> _Description of the task_
Check each line below for the word "Caucasians", and copy those that have it.
START
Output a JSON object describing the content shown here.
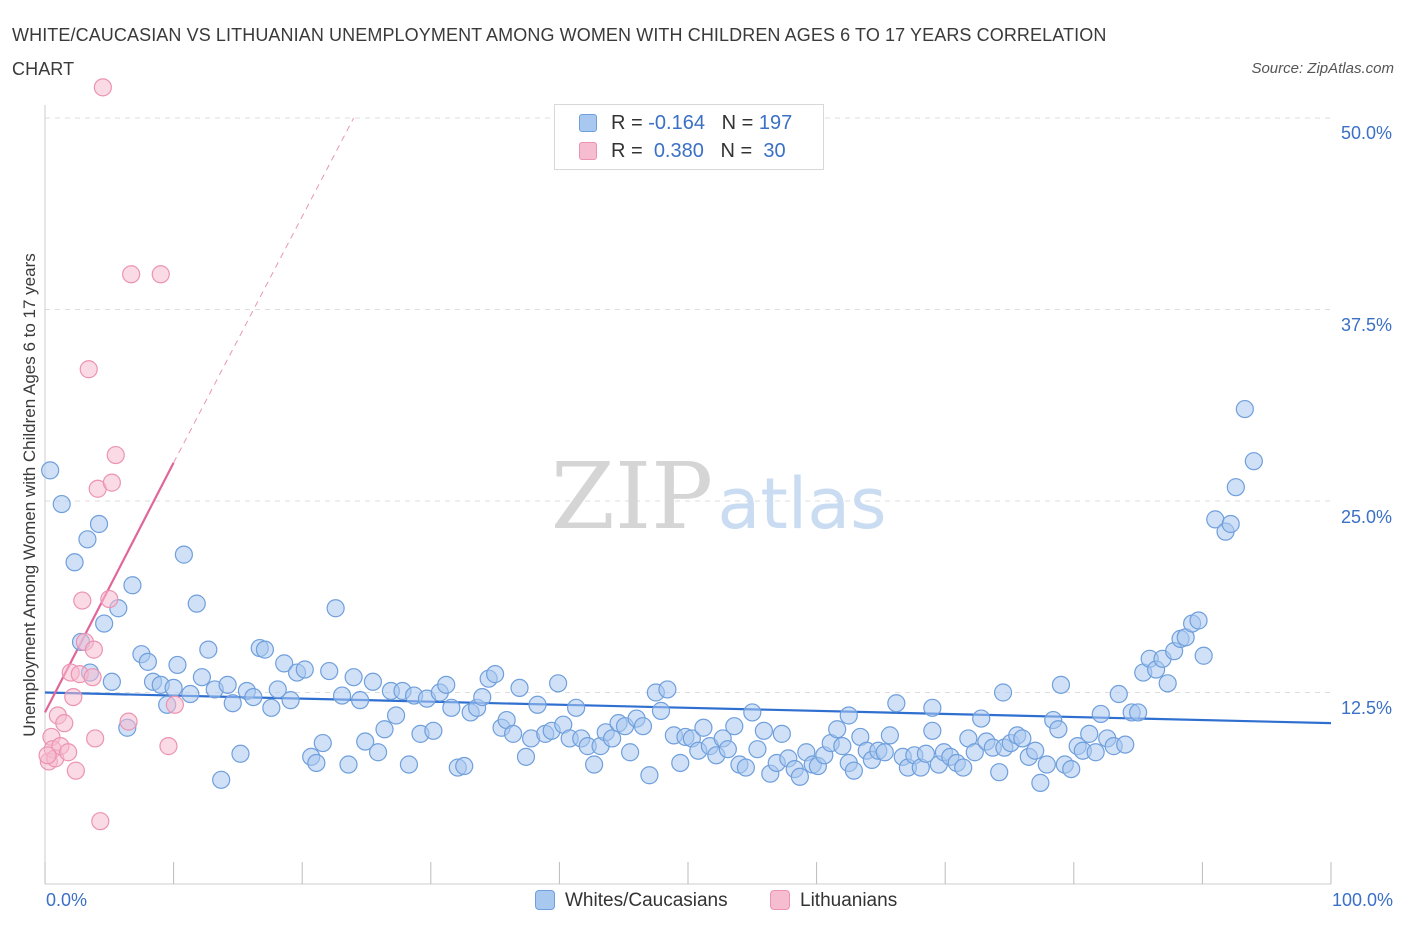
{
  "title": "WHITE/CAUCASIAN VS LITHUANIAN UNEMPLOYMENT AMONG WOMEN WITH CHILDREN AGES 6 TO 17 YEARS CORRELATION CHART",
  "source": "Source: ZipAtlas.com",
  "watermark": {
    "zip": "ZIP",
    "atlas": "atlas"
  },
  "legend": {
    "whites": {
      "r_label": "R =",
      "r_value": "-0.164",
      "n_label": "N =",
      "n_value": "197",
      "name": "Whites/Caucasians"
    },
    "lithuanians": {
      "r_label": "R =",
      "r_value": "0.380",
      "n_label": "N =",
      "n_value": "30",
      "name": "Lithuanians"
    }
  },
  "colors": {
    "blue_fill": "#a9c8f0",
    "blue_stroke": "#6f9fdc",
    "blue_line": "#2f6fd0",
    "pink_fill": "#f6bcd0",
    "pink_stroke": "#ec93b2",
    "pink_line": "#e0669a",
    "grid": "#dddddd",
    "axis_text": "#3a70c6"
  },
  "chart_data": {
    "type": "scatter",
    "xlabel": "",
    "ylabel": "Unemployment Among Women with Children Ages 6 to 17 years",
    "xlim": [
      0,
      100
    ],
    "ylim": [
      0,
      50
    ],
    "x_tick_labels": [
      "0.0%",
      "100.0%"
    ],
    "y_ticks": [
      12.5,
      25.0,
      37.5,
      50.0
    ],
    "y_tick_labels": [
      "12.5%",
      "25.0%",
      "37.5%",
      "50.0%"
    ],
    "series": [
      {
        "name": "Whites/Caucasians",
        "trend": {
          "x": [
            0,
            100
          ],
          "y": [
            12.5,
            10.5
          ]
        },
        "points": [
          [
            0.4,
            27.0
          ],
          [
            1.3,
            24.8
          ],
          [
            2.3,
            21.0
          ],
          [
            2.8,
            15.8
          ],
          [
            3.3,
            22.5
          ],
          [
            3.5,
            13.8
          ],
          [
            4.2,
            23.5
          ],
          [
            4.6,
            17.0
          ],
          [
            5.2,
            13.2
          ],
          [
            5.7,
            18.0
          ],
          [
            6.4,
            10.2
          ],
          [
            6.8,
            19.5
          ],
          [
            7.5,
            15.0
          ],
          [
            8.0,
            14.5
          ],
          [
            8.4,
            13.2
          ],
          [
            9.0,
            13.0
          ],
          [
            9.5,
            11.7
          ],
          [
            10.0,
            12.8
          ],
          [
            10.3,
            14.3
          ],
          [
            10.8,
            21.5
          ],
          [
            11.3,
            12.4
          ],
          [
            11.8,
            18.3
          ],
          [
            12.2,
            13.5
          ],
          [
            12.7,
            15.3
          ],
          [
            13.2,
            12.7
          ],
          [
            13.7,
            6.8
          ],
          [
            14.2,
            13.0
          ],
          [
            14.6,
            11.8
          ],
          [
            15.2,
            8.5
          ],
          [
            15.7,
            12.6
          ],
          [
            16.2,
            12.2
          ],
          [
            16.7,
            15.4
          ],
          [
            17.1,
            15.3
          ],
          [
            17.6,
            11.5
          ],
          [
            18.1,
            12.7
          ],
          [
            18.6,
            14.4
          ],
          [
            19.1,
            12.0
          ],
          [
            19.6,
            13.8
          ],
          [
            20.2,
            14.0
          ],
          [
            20.7,
            8.3
          ],
          [
            21.1,
            7.9
          ],
          [
            21.6,
            9.2
          ],
          [
            22.1,
            13.9
          ],
          [
            22.6,
            18.0
          ],
          [
            23.1,
            12.3
          ],
          [
            23.6,
            7.8
          ],
          [
            24.0,
            13.5
          ],
          [
            24.5,
            12.0
          ],
          [
            24.9,
            9.3
          ],
          [
            25.5,
            13.2
          ],
          [
            25.9,
            8.6
          ],
          [
            26.4,
            10.1
          ],
          [
            26.9,
            12.6
          ],
          [
            27.3,
            11.0
          ],
          [
            27.8,
            12.6
          ],
          [
            28.3,
            7.8
          ],
          [
            28.7,
            12.3
          ],
          [
            29.2,
            9.8
          ],
          [
            29.7,
            12.1
          ],
          [
            30.2,
            10.0
          ],
          [
            30.7,
            12.5
          ],
          [
            31.2,
            13.0
          ],
          [
            31.6,
            11.5
          ],
          [
            32.1,
            7.6
          ],
          [
            32.6,
            7.7
          ],
          [
            33.1,
            11.2
          ],
          [
            33.6,
            11.5
          ],
          [
            34.0,
            12.2
          ],
          [
            34.5,
            13.4
          ],
          [
            35.0,
            13.7
          ],
          [
            35.5,
            10.2
          ],
          [
            35.9,
            10.7
          ],
          [
            36.4,
            9.8
          ],
          [
            36.9,
            12.8
          ],
          [
            37.4,
            8.3
          ],
          [
            37.8,
            9.5
          ],
          [
            38.3,
            11.7
          ],
          [
            38.9,
            9.8
          ],
          [
            39.4,
            10.0
          ],
          [
            39.9,
            13.1
          ],
          [
            40.3,
            10.4
          ],
          [
            40.8,
            9.5
          ],
          [
            41.3,
            11.5
          ],
          [
            41.7,
            9.5
          ],
          [
            42.2,
            9.0
          ],
          [
            42.7,
            7.8
          ],
          [
            43.2,
            9.0
          ],
          [
            43.6,
            9.9
          ],
          [
            44.1,
            9.5
          ],
          [
            44.6,
            10.5
          ],
          [
            45.1,
            10.3
          ],
          [
            45.5,
            8.6
          ],
          [
            46.0,
            10.8
          ],
          [
            46.5,
            10.3
          ],
          [
            47.0,
            7.1
          ],
          [
            47.5,
            12.5
          ],
          [
            47.9,
            11.3
          ],
          [
            48.4,
            12.7
          ],
          [
            48.9,
            9.7
          ],
          [
            49.4,
            7.9
          ],
          [
            49.8,
            9.6
          ],
          [
            50.3,
            9.5
          ],
          [
            50.8,
            8.7
          ],
          [
            51.2,
            10.2
          ],
          [
            51.7,
            9.0
          ],
          [
            52.2,
            8.4
          ],
          [
            52.7,
            9.5
          ],
          [
            53.1,
            8.8
          ],
          [
            53.6,
            10.3
          ],
          [
            54.0,
            7.8
          ],
          [
            54.5,
            7.6
          ],
          [
            55.0,
            11.2
          ],
          [
            55.4,
            8.8
          ],
          [
            55.9,
            10.0
          ],
          [
            56.4,
            7.2
          ],
          [
            56.9,
            7.9
          ],
          [
            57.3,
            9.8
          ],
          [
            57.8,
            8.2
          ],
          [
            58.3,
            7.5
          ],
          [
            58.7,
            7.0
          ],
          [
            59.2,
            8.6
          ],
          [
            59.7,
            7.8
          ],
          [
            60.1,
            7.7
          ],
          [
            60.6,
            8.4
          ],
          [
            61.1,
            9.2
          ],
          [
            61.6,
            10.1
          ],
          [
            62.0,
            9.0
          ],
          [
            62.5,
            7.9
          ],
          [
            62.9,
            7.4
          ],
          [
            63.4,
            9.6
          ],
          [
            63.9,
            8.7
          ],
          [
            64.3,
            8.1
          ],
          [
            64.8,
            8.7
          ],
          [
            65.3,
            8.6
          ],
          [
            65.7,
            9.7
          ],
          [
            66.2,
            11.8
          ],
          [
            66.7,
            8.3
          ],
          [
            67.1,
            7.6
          ],
          [
            67.6,
            8.4
          ],
          [
            68.1,
            7.6
          ],
          [
            68.5,
            8.5
          ],
          [
            69.0,
            10.0
          ],
          [
            69.5,
            7.8
          ],
          [
            69.9,
            8.6
          ],
          [
            70.4,
            8.3
          ],
          [
            70.9,
            7.9
          ],
          [
            71.4,
            7.6
          ],
          [
            71.8,
            9.5
          ],
          [
            72.3,
            8.6
          ],
          [
            72.8,
            10.8
          ],
          [
            73.2,
            9.3
          ],
          [
            73.7,
            8.9
          ],
          [
            74.2,
            7.3
          ],
          [
            74.6,
            8.9
          ],
          [
            75.1,
            9.2
          ],
          [
            75.6,
            9.7
          ],
          [
            76.0,
            9.5
          ],
          [
            76.5,
            8.3
          ],
          [
            77.0,
            8.7
          ],
          [
            77.4,
            6.6
          ],
          [
            77.9,
            7.8
          ],
          [
            78.4,
            10.7
          ],
          [
            78.8,
            10.1
          ],
          [
            79.3,
            7.8
          ],
          [
            79.8,
            7.5
          ],
          [
            80.3,
            9.0
          ],
          [
            80.7,
            8.7
          ],
          [
            81.2,
            9.8
          ],
          [
            81.7,
            8.6
          ],
          [
            82.1,
            11.1
          ],
          [
            82.6,
            9.5
          ],
          [
            83.1,
            9.0
          ],
          [
            83.5,
            12.4
          ],
          [
            84.0,
            9.1
          ],
          [
            84.5,
            11.2
          ],
          [
            85.0,
            11.2
          ],
          [
            85.4,
            13.8
          ],
          [
            85.9,
            14.7
          ],
          [
            86.4,
            14.0
          ],
          [
            86.9,
            14.7
          ],
          [
            87.3,
            13.1
          ],
          [
            87.8,
            15.2
          ],
          [
            88.3,
            16.0
          ],
          [
            88.7,
            16.1
          ],
          [
            89.2,
            17.0
          ],
          [
            89.7,
            17.2
          ],
          [
            90.1,
            14.9
          ],
          [
            91.0,
            23.8
          ],
          [
            91.8,
            23.0
          ],
          [
            92.2,
            23.5
          ],
          [
            92.6,
            25.9
          ],
          [
            93.3,
            31.0
          ],
          [
            94.0,
            27.6
          ],
          [
            79.0,
            13.0
          ],
          [
            74.5,
            12.5
          ],
          [
            69.0,
            11.5
          ],
          [
            62.5,
            11.0
          ]
        ]
      },
      {
        "name": "Lithuanians",
        "trend": {
          "x": [
            0,
            10
          ],
          "y": [
            11.2,
            27.5
          ]
        },
        "trend_dashed": {
          "x": [
            10,
            24
          ],
          "y": [
            27.5,
            50.0
          ]
        },
        "points": [
          [
            0.3,
            8.0
          ],
          [
            0.5,
            9.6
          ],
          [
            0.6,
            8.8
          ],
          [
            0.8,
            8.2
          ],
          [
            1.0,
            11.0
          ],
          [
            1.2,
            9.0
          ],
          [
            1.5,
            10.5
          ],
          [
            1.8,
            8.6
          ],
          [
            2.0,
            13.8
          ],
          [
            2.2,
            12.2
          ],
          [
            2.4,
            7.4
          ],
          [
            2.7,
            13.7
          ],
          [
            2.9,
            18.5
          ],
          [
            3.1,
            15.8
          ],
          [
            3.4,
            33.6
          ],
          [
            3.7,
            13.5
          ],
          [
            3.8,
            15.3
          ],
          [
            3.9,
            9.5
          ],
          [
            4.1,
            25.8
          ],
          [
            4.3,
            4.1
          ],
          [
            4.5,
            52.0
          ],
          [
            5.0,
            18.6
          ],
          [
            5.2,
            26.2
          ],
          [
            5.5,
            28.0
          ],
          [
            6.5,
            10.6
          ],
          [
            6.7,
            39.8
          ],
          [
            9.0,
            39.8
          ],
          [
            9.6,
            9.0
          ],
          [
            10.1,
            11.7
          ],
          [
            0.2,
            8.4
          ]
        ]
      }
    ]
  }
}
END
> _Completed task_
      "name": "Whites/Caucasians"
        "name": "Whites/Caucasians",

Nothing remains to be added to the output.